_Brano fornito_
══════
Salvini ora pensa di chiedere una proroga di Quota 100

Valerio Valentini

L'azzardo politico ("Lasciamo che sia la sinistra a difendere la Fornero") è anche contabile. Il sottosegretario leghista Durigon prova a indicare la via meno onerosa: 400 milioni, ma è cifra poco credibile. Draghi e Franco guardano all'Europa

Oltre che contabile, l’azzardo è politico. Perché insomma, “se noi proponiamo di difendere la nostra riforma delle pensioni, o comunque di modificarla il meno possibile, poi toccherà agli altri, alla sinistra, dover farsi carico di chiedere un ritorno alla legge Fornero”. Coi suoi collaboratori, Matteo Salvini la mette giù così, e cioè un po’ grossolanamente. E però ai vertici della Lega l’idea inizia a circolare davvero: “Perché non chiediamo un anno o due di proroga di Quota 100?”. I conti, è toccato a Claudio Durigon provare a farli. E il sottosegretario all’Economia, nel tentativo di rendere sostenibile la proposta, ha individuato anche una scappatoia: calcolare cioè la portata della riforma proporzionandola al minor tiraggio già registrato negli ultimi tre anni. Durante i quali, anche stando ai dati della Cgil, Quota 100 è costata solo (si fa per dire) 14 dei 21 miliardi preventivati nella legge di Bilancio del 2018, quello del 2,4 per cento e della festa sul balcone di Palazzo Chigi. E dunque, con una stima il più possibile al ribasso, si potrebbe sostenere la proroga stanziando appena 400 milioni per il 2022, e poco più di un miliardo nell’anno seguente.
══════
_Esercizi_
**1)** Nel brano sulla proroga di Quota 100, a chi è toccato provare a fare i conti?
**2)** Riprendi il brano sulla proroga di Quota 100 dal punto in cui si interrompe.
I dati sono materiale a sé, distinto dal brano.

_Dati archiviati_
══════
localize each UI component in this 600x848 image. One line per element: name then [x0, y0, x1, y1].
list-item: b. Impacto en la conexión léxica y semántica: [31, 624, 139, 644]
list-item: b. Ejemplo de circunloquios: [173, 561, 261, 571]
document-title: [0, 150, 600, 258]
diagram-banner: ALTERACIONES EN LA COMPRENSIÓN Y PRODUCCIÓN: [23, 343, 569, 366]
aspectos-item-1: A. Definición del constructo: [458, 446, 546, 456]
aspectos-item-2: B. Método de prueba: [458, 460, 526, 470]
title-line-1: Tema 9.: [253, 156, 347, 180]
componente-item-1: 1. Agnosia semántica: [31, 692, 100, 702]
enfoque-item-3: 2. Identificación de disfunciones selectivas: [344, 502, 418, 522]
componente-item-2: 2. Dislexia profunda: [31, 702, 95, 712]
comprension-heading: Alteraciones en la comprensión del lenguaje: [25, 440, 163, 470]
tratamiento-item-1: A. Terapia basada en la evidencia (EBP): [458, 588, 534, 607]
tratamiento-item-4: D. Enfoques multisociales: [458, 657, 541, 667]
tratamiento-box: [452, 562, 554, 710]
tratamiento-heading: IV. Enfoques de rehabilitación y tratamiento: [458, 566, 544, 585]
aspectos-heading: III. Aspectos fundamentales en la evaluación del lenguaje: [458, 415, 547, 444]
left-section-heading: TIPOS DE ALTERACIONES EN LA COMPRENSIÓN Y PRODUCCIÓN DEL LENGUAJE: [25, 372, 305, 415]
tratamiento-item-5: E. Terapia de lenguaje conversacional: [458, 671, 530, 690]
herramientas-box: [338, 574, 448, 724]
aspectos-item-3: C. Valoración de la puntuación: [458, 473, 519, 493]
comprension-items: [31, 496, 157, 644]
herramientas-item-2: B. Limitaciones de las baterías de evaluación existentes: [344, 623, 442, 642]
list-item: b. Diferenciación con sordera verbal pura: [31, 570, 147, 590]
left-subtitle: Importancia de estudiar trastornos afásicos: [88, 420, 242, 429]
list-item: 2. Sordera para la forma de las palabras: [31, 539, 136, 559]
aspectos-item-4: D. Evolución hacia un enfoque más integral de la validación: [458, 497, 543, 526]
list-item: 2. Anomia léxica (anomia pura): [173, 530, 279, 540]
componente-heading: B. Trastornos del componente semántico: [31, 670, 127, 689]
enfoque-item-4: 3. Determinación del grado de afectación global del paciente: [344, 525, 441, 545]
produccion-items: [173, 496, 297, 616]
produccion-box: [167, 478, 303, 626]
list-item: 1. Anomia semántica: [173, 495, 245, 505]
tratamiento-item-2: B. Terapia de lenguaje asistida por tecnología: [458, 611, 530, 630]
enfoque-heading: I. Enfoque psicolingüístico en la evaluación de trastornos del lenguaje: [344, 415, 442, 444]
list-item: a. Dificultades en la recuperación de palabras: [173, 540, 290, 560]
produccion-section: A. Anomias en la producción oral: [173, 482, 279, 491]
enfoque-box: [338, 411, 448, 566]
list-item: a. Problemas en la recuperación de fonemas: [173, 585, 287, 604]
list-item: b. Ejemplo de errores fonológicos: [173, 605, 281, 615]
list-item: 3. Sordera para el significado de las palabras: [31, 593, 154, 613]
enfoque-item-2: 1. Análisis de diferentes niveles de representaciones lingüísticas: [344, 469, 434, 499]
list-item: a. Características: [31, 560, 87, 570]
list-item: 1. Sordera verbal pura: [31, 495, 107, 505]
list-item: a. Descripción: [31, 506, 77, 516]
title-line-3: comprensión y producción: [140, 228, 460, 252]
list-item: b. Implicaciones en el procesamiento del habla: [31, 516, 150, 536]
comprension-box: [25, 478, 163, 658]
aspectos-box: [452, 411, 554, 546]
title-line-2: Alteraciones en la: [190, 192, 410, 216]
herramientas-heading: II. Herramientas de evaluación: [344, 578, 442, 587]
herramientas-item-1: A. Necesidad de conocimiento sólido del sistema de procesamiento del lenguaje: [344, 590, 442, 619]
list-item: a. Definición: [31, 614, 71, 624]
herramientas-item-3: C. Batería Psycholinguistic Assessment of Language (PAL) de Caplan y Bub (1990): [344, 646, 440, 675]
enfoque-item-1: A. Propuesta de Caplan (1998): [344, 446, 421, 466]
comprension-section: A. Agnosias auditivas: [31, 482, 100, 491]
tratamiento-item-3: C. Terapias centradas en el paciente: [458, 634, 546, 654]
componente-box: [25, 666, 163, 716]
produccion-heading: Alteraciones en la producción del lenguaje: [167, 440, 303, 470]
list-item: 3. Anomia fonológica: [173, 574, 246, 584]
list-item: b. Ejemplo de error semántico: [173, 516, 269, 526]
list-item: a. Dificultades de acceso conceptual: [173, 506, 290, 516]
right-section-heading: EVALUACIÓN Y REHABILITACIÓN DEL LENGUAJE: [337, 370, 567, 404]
══════
_Risposte per esercizio_
**1)** A Claudio Durigon, sottosegretario all'Economia.

**2)**
 

Proiezioni che paiono un poco irrealistiche, negli uffici del ministero del Lavoro, se è vero che 440 milioni, seguendo le tabelle elaborate la scorsa settimana dall’Inps, costerebbe la più severa delle alternative allo studio, basata sostanzialmente sull’estensione dell’ape sociale. Ipotesi da cui in effetti non dispiacerebbe ripartire neppure ad Andrea Orlando, che finora ha atteso che si definisse il quadro sulla riforma degli ammortizzatori prima di aprire un nuovo cantiere. Ma l’impegno del capo delegazione del Pd al governo, almeno a giudicare dalle prime riunioni ristrette svolte a Via Veneto, starebbe nell’introdurre dei percorsi di differenziazione che garantiscano una previdenza agevolata ai lavori gravosi e logoranti, e che tenga anche conto delle carriere caratterizzate da scarsa continuità contributiva. Tutte questioni che Quota 100 semplicemente aggirava.

 

Come che sia, una soluzione va trovata. Perché la misura cara a Salvini scade a dicembre, dopo una sperimentazione triennale che ha evidenziato il fallimento del prospettato ricambio generazionale  (“Tre giovani per ogni pre-prensionato”, giurava il leader del Carroccio: in realtà il turn over s’è fermato al 40 per cento). E il non detto assai diffuso è che alla fine, nel vociare inconcludente della politica, la responsabilità di trovare una soluzione venga demandata a Mario Draghi e al ministro dell’Economia Daniele Franco. I quali, a ben vedere, su Quota 100 le intenzioni le hanno chiare, almeno a fidarsi di quel che hanno messo, nero su bianco, nel Pnrr, dove è indicato l’impegno preso con Bruxelles “al fine di ridurre il peso delle pensioni di vecchiaia nella spesa pubblica e creare margini per altra spesa sociale e spesa pubblica favorevole alla crescita”. Non esattamente una proroga di Quota 100.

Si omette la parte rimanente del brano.